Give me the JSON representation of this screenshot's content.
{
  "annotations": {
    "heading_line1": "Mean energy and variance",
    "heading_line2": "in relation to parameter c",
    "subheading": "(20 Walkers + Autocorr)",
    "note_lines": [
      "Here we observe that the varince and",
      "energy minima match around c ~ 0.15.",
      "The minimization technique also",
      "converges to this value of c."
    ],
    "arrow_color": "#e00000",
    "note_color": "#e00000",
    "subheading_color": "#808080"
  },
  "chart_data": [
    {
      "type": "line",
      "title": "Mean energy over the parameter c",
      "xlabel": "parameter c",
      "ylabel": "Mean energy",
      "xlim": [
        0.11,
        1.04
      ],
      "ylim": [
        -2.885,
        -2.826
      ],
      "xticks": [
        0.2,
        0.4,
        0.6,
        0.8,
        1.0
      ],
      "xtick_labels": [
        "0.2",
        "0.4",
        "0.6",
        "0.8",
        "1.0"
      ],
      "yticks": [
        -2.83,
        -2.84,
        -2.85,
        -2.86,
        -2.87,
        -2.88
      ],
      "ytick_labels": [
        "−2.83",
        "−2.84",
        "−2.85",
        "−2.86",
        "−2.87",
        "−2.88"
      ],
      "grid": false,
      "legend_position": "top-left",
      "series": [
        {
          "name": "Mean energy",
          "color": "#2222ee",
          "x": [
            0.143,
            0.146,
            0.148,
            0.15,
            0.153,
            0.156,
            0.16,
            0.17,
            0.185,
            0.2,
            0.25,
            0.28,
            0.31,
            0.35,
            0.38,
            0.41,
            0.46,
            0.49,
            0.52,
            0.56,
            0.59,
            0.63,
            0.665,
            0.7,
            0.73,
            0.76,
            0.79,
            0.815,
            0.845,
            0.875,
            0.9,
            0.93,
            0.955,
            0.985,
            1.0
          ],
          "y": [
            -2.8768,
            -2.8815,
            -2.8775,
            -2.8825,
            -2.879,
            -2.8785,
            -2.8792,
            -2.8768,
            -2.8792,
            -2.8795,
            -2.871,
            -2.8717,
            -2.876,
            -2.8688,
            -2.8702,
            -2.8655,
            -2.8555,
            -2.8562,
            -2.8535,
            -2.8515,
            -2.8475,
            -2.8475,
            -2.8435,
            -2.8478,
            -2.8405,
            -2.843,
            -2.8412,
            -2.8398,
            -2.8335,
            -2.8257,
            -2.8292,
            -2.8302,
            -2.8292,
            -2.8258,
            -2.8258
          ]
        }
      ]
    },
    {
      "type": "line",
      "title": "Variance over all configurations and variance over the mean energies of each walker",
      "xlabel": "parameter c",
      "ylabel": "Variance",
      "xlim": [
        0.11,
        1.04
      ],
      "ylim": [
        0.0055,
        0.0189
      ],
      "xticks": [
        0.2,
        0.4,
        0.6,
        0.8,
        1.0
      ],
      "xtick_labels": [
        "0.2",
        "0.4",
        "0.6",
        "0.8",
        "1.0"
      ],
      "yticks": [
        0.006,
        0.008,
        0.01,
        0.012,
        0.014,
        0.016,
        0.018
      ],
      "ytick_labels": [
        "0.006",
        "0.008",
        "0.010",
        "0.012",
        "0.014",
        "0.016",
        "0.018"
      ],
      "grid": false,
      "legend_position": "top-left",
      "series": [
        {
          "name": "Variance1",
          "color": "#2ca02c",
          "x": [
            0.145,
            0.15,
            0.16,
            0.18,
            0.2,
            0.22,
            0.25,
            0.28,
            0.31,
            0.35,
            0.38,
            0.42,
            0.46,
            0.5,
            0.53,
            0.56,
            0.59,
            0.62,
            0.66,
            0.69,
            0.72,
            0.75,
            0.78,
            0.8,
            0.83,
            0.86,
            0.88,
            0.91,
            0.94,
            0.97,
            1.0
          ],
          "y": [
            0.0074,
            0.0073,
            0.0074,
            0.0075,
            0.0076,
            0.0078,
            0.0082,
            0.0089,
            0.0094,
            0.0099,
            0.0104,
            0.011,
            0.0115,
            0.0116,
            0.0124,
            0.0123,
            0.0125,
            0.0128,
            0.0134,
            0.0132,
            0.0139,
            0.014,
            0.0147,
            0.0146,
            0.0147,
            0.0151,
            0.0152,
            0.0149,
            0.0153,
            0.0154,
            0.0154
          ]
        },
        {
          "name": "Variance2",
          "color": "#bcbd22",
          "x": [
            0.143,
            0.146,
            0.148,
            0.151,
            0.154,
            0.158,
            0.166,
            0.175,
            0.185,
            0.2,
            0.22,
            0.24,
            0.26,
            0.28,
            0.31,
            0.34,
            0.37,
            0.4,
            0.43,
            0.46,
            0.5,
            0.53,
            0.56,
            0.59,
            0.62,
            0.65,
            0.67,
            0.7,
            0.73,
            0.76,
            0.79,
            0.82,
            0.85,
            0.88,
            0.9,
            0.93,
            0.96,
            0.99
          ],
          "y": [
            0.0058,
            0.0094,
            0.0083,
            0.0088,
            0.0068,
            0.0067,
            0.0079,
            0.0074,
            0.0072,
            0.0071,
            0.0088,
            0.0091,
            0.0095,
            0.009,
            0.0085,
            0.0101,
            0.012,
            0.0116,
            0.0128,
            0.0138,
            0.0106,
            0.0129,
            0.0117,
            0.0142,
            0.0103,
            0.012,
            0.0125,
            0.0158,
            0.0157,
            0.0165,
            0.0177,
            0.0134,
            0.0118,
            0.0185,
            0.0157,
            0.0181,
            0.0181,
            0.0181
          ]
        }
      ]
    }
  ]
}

--

Exercise requirements: Write out the whole listing exactly.

Complete output:
Give me the JSON representation of this screenshot's content.
{
  "annotations": {
    "heading_line1": "Mean energy and variance",
    "heading_line2": "in relation to parameter c",
    "subheading": "(20 Walkers + Autocorr)",
    "note_lines": [
      "Here we observe that the varince and",
      "energy minima match around c ~ 0.15.",
      "The minimization technique also",
      "converges to this value of c."
    ],
    "arrow_color": "#e00000",
    "note_color": "#e00000",
    "subheading_color": "#808080"
  },
  "chart_data": [
    {
      "type": "line",
      "title": "Mean energy over the parameter c",
      "xlabel": "parameter c",
      "ylabel": "Mean energy",
      "xlim": [
        0.11,
        1.04
      ],
      "ylim": [
        -2.885,
        -2.826
      ],
      "xticks": [
        0.2,
        0.4,
        0.6,
        0.8,
        1.0
      ],
      "xtick_labels": [
        "0.2",
        "0.4",
        "0.6",
        "0.8",
        "1.0"
      ],
      "yticks": [
        -2.83,
        -2.84,
        -2.85,
        -2.86,
        -2.87,
        -2.88
      ],
      "ytick_labels": [
        "−2.83",
        "−2.84",
        "−2.85",
        "−2.86",
        "−2.87",
        "−2.88"
      ],
      "grid": false,
      "legend_position": "top-left",
      "series": [
        {
          "name": "Mean energy",
          "color": "#2222ee",
          "x": [
            0.143,
            0.146,
            0.148,
            0.15,
            0.153,
            0.156,
            0.16,
            0.17,
            0.185,
            0.2,
            0.25,
            0.28,
            0.31,
            0.35,
            0.38,
            0.41,
            0.46,
            0.49,
            0.52,
            0.56,
            0.59,
            0.63,
            0.665,
            0.7,
            0.73,
            0.76,
            0.79,
            0.815,
            0.845,
            0.875,
            0.9,
            0.93,
            0.955,
            0.985,
            1.0
          ],
          "y": [
            -2.8768,
            -2.8815,
            -2.8775,
            -2.8825,
            -2.879,
            -2.8785,
            -2.8792,
            -2.8768,
            -2.8792,
            -2.8795,
            -2.871,
            -2.8717,
            -2.876,
            -2.8688,
            -2.8702,
            -2.8655,
            -2.8555,
            -2.8562,
            -2.8535,
            -2.8515,
            -2.8475,
            -2.8475,
            -2.8435,
            -2.8478,
            -2.8405,
            -2.843,
            -2.8412,
            -2.8398,
            -2.8335,
            -2.8257,
            -2.8292,
            -2.8302,
            -2.8292,
            -2.8258,
            -2.8258
          ]
        }
      ]
    },
    {
      "type": "line",
      "title": "Variance over all configurations and variance over the mean energies of each walker",
      "xlabel": "parameter c",
      "ylabel": "Variance",
      "xlim": [
        0.11,
        1.04
      ],
      "ylim": [
        0.0055,
        0.0189
      ],
      "xticks": [
        0.2,
        0.4,
        0.6,
        0.8,
        1.0
      ],
      "xtick_labels": [
        "0.2",
        "0.4",
        "0.6",
        "0.8",
        "1.0"
      ],
      "yticks": [
        0.006,
        0.008,
        0.01,
        0.012,
        0.014,
        0.016,
        0.018
      ],
      "ytick_labels": [
        "0.006",
        "0.008",
        "0.010",
        "0.012",
        "0.014",
        "0.016",
        "0.018"
      ],
      "grid": false,
      "legend_position": "top-left",
      "series": [
        {
          "name": "Variance1",
          "color": "#2ca02c",
          "x": [
            0.145,
            0.15,
            0.16,
            0.18,
            0.2,
            0.22,
            0.25,
            0.28,
            0.31,
            0.35,
            0.38,
            0.42,
            0.46,
            0.5,
            0.53,
            0.56,
            0.59,
            0.62,
            0.66,
            0.69,
            0.72,
            0.75,
            0.78,
            0.8,
            0.83,
            0.86,
            0.88,
            0.91,
            0.94,
            0.97,
            1.0
          ],
          "y": [
            0.0074,
            0.0073,
            0.0074,
            0.0075,
            0.0076,
            0.0078,
            0.0082,
            0.0089,
            0.0094,
            0.0099,
            0.0104,
            0.011,
            0.0115,
            0.0116,
            0.0124,
            0.0123,
            0.0125,
            0.0128,
            0.0134,
            0.0132,
            0.0139,
            0.014,
            0.0147,
            0.0146,
            0.0147,
            0.0151,
            0.0152,
            0.0149,
            0.0153,
            0.0154,
            0.0154
          ]
        },
        {
          "name": "Variance2",
          "color": "#bcbd22",
          "x": [
            0.143,
            0.146,
            0.148,
            0.151,
            0.154,
            0.158,
            0.166,
            0.175,
            0.185,
            0.2,
            0.22,
            0.24,
            0.26,
            0.28,
            0.31,
            0.34,
            0.37,
            0.4,
            0.43,
            0.46,
            0.5,
            0.53,
            0.56,
            0.59,
            0.62,
            0.65,
            0.67,
            0.7,
            0.73,
            0.76,
            0.79,
            0.82,
            0.85,
            0.88,
            0.9,
            0.93,
            0.96,
            0.99
          ],
          "y": [
            0.0058,
            0.0094,
            0.0083,
            0.0088,
            0.0068,
            0.0067,
            0.0079,
            0.0074,
            0.0072,
            0.0071,
            0.0088,
            0.0091,
            0.0095,
            0.009,
            0.0085,
            0.0101,
            0.012,
            0.0116,
            0.0128,
            0.0138,
            0.0106,
            0.0129,
            0.0117,
            0.0142,
            0.0103,
            0.012,
            0.0125,
            0.0158,
            0.0157,
            0.0165,
            0.0177,
            0.0134,
            0.0118,
            0.0185,
            0.0157,
            0.0181,
            0.0181,
            0.0181
          ]
        }
      ]
    }
  ]
}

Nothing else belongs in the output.